* SUPPLIED ENTRIES
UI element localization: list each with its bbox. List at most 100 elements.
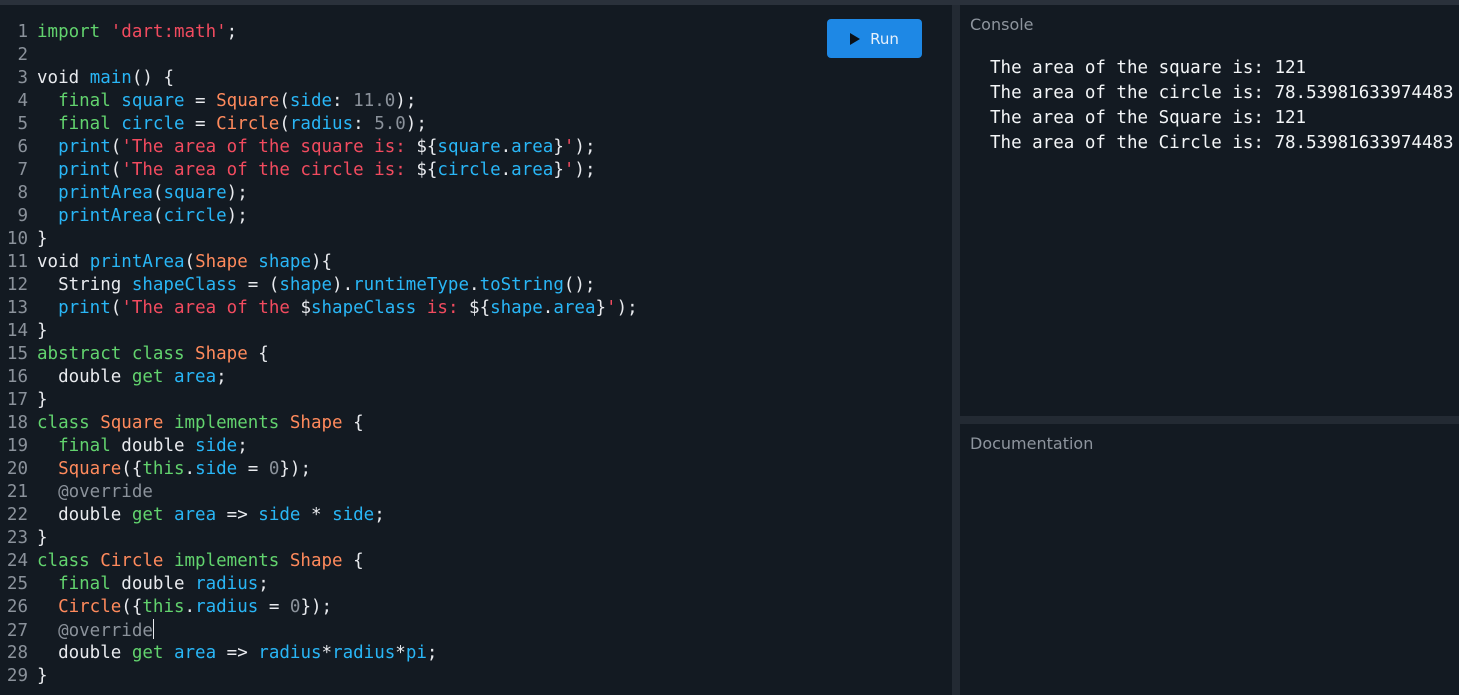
code-line[interactable]: 23} <box>0 527 952 550</box>
code-token: pi <box>405 643 427 663</box>
code-token: @override <box>58 482 153 502</box>
code-token: 'dart:math' <box>110 22 227 42</box>
code-editor[interactable]: 1 import 'dart:math'; 2 3 void main() {4 fin… <box>0 5 952 695</box>
code-token: circle <box>437 160 501 180</box>
code-token: radius <box>195 574 259 594</box>
code-token: printArea <box>58 206 153 226</box>
line-number: 20 <box>6 459 28 479</box>
code-token: radius <box>332 643 396 663</box>
code-token: radius <box>289 114 354 134</box>
code-line[interactable]: 20 Square({this.side = 0}); <box>0 458 952 481</box>
code-token: ; <box>237 436 248 456</box>
code-line[interactable]: 22 double get area => side * side; <box>0 504 952 527</box>
code-line[interactable]: 11 void printArea(Shape shape){ <box>0 251 952 274</box>
code-token: = <box>258 597 290 617</box>
code-line[interactable]: 16 double get area; <box>0 366 952 389</box>
code-token: ); <box>574 137 596 157</box>
code-token: print <box>58 160 111 180</box>
code-token: import <box>37 22 111 42</box>
code-token: Circle <box>58 597 122 617</box>
line-number: 21 <box>6 482 28 502</box>
code-token: * <box>300 505 333 525</box>
code-token: final <box>58 91 122 111</box>
code-line[interactable]: 21 @override <box>0 481 952 504</box>
line-number: 4 <box>17 91 28 111</box>
code-token: ; <box>258 574 269 594</box>
code-token: => <box>216 643 259 663</box>
code-token: } <box>37 229 48 249</box>
code-line[interactable]: 18 class Square implements Shape { <box>0 412 952 435</box>
code-token: = <box>184 91 217 111</box>
code-line[interactable]: 9 printArea(circle); <box>0 205 952 228</box>
code-token: abstract class <box>37 344 196 364</box>
code-token: final <box>58 114 122 134</box>
line-number: 18 <box>6 413 28 433</box>
code-line[interactable]: 17} <box>0 389 952 412</box>
code-line[interactable]: 14} <box>0 320 952 343</box>
code-token: side <box>195 459 238 479</box>
line-number: 16 <box>6 367 28 387</box>
code-line[interactable]: 27 @override <box>0 619 952 642</box>
code-token: printArea <box>89 252 185 272</box>
code-line[interactable]: 12 String shapeClass = (shape).runtimeTy… <box>0 274 952 297</box>
code-lines[interactable]: 1 import 'dart:math'; 2 3 void main() {4 fin… <box>0 21 952 688</box>
code-token: main <box>89 68 132 88</box>
code-line[interactable]: 6 print('The area of the square is: ${sq… <box>0 136 952 159</box>
code-token: ' <box>563 160 575 180</box>
code-line[interactable]: 29} <box>0 665 952 688</box>
code-line[interactable]: 15 abstract class Shape { <box>0 343 952 366</box>
play-icon <box>850 32 861 45</box>
line-number: 5 <box>17 114 28 134</box>
code-token: => <box>216 505 259 525</box>
code-line[interactable]: 28 double get area => radius*radius*pi; <box>0 642 952 665</box>
code-token: runtimeType <box>353 275 470 295</box>
code-token: ({ <box>121 459 143 479</box>
console-output: The area of the square is: 121 The area … <box>990 56 1454 156</box>
line-number: 25 <box>6 574 28 594</box>
code-line[interactable]: 19 final double side; <box>0 435 952 458</box>
code-token: area <box>511 160 554 180</box>
code-token: String <box>37 275 132 295</box>
code-line[interactable]: 2 <box>0 44 952 67</box>
line-number: 10 <box>6 229 28 249</box>
code-token: radius <box>258 643 322 663</box>
code-line[interactable]: 1 import 'dart:math'; <box>0 21 952 44</box>
code-token: * <box>395 643 406 663</box>
code-line[interactable]: 8 printArea(square); <box>0 182 952 205</box>
code-line[interactable]: 5 final circle = Circle(radius: 5.0); <box>0 113 952 136</box>
code-line[interactable]: 7 print('The area of the circle is: ${ci… <box>0 159 952 182</box>
code-token: double <box>37 367 132 387</box>
horizontal-splitter[interactable] <box>960 416 1459 424</box>
code-line[interactable]: 25 final double radius; <box>0 573 952 596</box>
code-line[interactable]: 4 final square = Square(side: 11.0); <box>0 90 952 113</box>
code-token: void <box>37 68 90 88</box>
code-token: { <box>247 344 269 364</box>
code-token: 5.0 <box>374 114 406 134</box>
code-token: side <box>289 91 333 111</box>
code-token: double <box>37 505 132 525</box>
code-token: shapeClass <box>131 275 238 295</box>
code-token: Circle <box>100 551 164 571</box>
code-token: @override <box>58 621 153 641</box>
code-token: = ( <box>237 275 280 295</box>
run-button[interactable]: Run <box>827 19 922 58</box>
code-token: ). <box>332 275 354 295</box>
vertical-splitter[interactable] <box>952 5 960 695</box>
code-token: } <box>553 160 564 180</box>
code-token: { <box>342 413 364 433</box>
code-line[interactable]: 13 print('The area of the $shapeClass is… <box>0 297 952 320</box>
code-token: Circle <box>216 114 280 134</box>
code-token: . <box>469 275 480 295</box>
code-line[interactable]: 26 Circle({this.radius = 0}); <box>0 596 952 619</box>
code-line[interactable]: 10} <box>0 228 952 251</box>
line-number: 7 <box>17 160 28 180</box>
code-token: ; <box>426 643 438 663</box>
code-token: ); <box>226 183 248 203</box>
code-token: shape <box>490 298 543 318</box>
code-token: } <box>37 666 48 686</box>
code-line[interactable]: 24 class Circle implements Shape { <box>0 550 952 573</box>
code-line[interactable]: 3 void main() { <box>0 67 952 90</box>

* AIM
Turn the data from the line containing "527 952 550</box>" through the line containing "code-line[interactable]: 22 double" into a JSON list of strings, with one string per line and blank lines left out.

* ANSWER FOR THIS EXERCISE
[
  "code-line[interactable]: 23} <box>0 527 952 550</box>",
  "code-token: pi <box>405 643 427 663</box>",
  "code-token: @override <box>58 482 153 502</box>",
  "code-token: 'dart:math' <box>110 22 227 42</box>",
  "code-editor[interactable]: 1 import 'dart:math'; 2 3 void main() {4 fin… <box>0 5 952 695</box>",
  "code-token: circle <box>437 160 501 180</box>",
  "code-token: radius <box>195 574 259 594</box>",
  "code-token: printArea <box>58 206 153 226</box>",
  "line-number: 20 <box>6 459 28 479</box>",
  "code-token: radius <box>332 643 396 663</box>",
  "code-token: radius <box>289 114 354 134</box>",
  "code-line[interactable]: 20 Square({this.side = 0}); <box>0 458 952 481</box>",
  "code-token: ; <box>237 436 248 456</box>",
  "code-line[interactable]: 22 double get area => side * side; <box>0 504 952 527</box>"
]